(Dataset rows about figures)
·····

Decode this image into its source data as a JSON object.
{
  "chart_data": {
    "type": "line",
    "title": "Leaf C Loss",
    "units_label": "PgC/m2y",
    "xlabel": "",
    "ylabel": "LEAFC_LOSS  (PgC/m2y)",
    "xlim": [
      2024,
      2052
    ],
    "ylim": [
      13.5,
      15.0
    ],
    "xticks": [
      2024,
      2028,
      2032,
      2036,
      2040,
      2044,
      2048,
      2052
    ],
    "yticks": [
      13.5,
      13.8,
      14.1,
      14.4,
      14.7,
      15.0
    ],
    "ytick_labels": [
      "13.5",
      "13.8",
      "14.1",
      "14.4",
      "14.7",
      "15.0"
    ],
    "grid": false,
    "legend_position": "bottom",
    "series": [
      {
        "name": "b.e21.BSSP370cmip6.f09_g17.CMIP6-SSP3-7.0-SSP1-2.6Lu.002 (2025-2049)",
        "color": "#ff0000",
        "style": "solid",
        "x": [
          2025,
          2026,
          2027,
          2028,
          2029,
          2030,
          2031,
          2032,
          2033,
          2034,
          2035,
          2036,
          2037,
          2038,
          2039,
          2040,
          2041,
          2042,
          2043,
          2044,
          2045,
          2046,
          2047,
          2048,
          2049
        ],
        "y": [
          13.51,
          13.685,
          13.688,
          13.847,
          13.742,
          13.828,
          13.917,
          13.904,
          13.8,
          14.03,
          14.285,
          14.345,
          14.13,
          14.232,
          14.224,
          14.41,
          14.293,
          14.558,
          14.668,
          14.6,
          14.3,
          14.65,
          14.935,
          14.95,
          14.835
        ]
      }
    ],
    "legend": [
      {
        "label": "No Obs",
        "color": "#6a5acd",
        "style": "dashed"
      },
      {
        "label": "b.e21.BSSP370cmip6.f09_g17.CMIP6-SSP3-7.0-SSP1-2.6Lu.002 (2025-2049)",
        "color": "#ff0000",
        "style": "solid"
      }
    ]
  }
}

·····

→ Work to complete
Produce an exact copy of all the records.

→ Final result
Decode this image into its source data as a JSON object.
{
  "chart_data": {
    "type": "line",
    "title": "Leaf C Loss",
    "units_label": "PgC/m2y",
    "xlabel": "",
    "ylabel": "LEAFC_LOSS  (PgC/m2y)",
    "xlim": [
      2024,
      2052
    ],
    "ylim": [
      13.5,
      15.0
    ],
    "xticks": [
      2024,
      2028,
      2032,
      2036,
      2040,
      2044,
      2048,
      2052
    ],
    "yticks": [
      13.5,
      13.8,
      14.1,
      14.4,
      14.7,
      15.0
    ],
    "ytick_labels": [
      "13.5",
      "13.8",
      "14.1",
      "14.4",
      "14.7",
      "15.0"
    ],
    "grid": false,
    "legend_position": "bottom",
    "series": [
      {
        "name": "b.e21.BSSP370cmip6.f09_g17.CMIP6-SSP3-7.0-SSP1-2.6Lu.002 (2025-2049)",
        "color": "#ff0000",
        "style": "solid",
        "x": [
          2025,
          2026,
          2027,
          2028,
          2029,
          2030,
          2031,
          2032,
          2033,
          2034,
          2035,
          2036,
          2037,
          2038,
          2039,
          2040,
          2041,
          2042,
          2043,
          2044,
          2045,
          2046,
          2047,
          2048,
          2049
        ],
        "y": [
          13.51,
          13.685,
          13.688,
          13.847,
          13.742,
          13.828,
          13.917,
          13.904,
          13.8,
          14.03,
          14.285,
          14.345,
          14.13,
          14.232,
          14.224,
          14.41,
          14.293,
          14.558,
          14.668,
          14.6,
          14.3,
          14.65,
          14.935,
          14.95,
          14.835
        ]
      }
    ],
    "legend": [
      {
        "label": "No Obs",
        "color": "#6a5acd",
        "style": "dashed"
      },
      {
        "label": "b.e21.BSSP370cmip6.f09_g17.CMIP6-SSP3-7.0-SSP1-2.6Lu.002 (2025-2049)",
        "color": "#ff0000",
        "style": "solid"
      }
    ]
  }
}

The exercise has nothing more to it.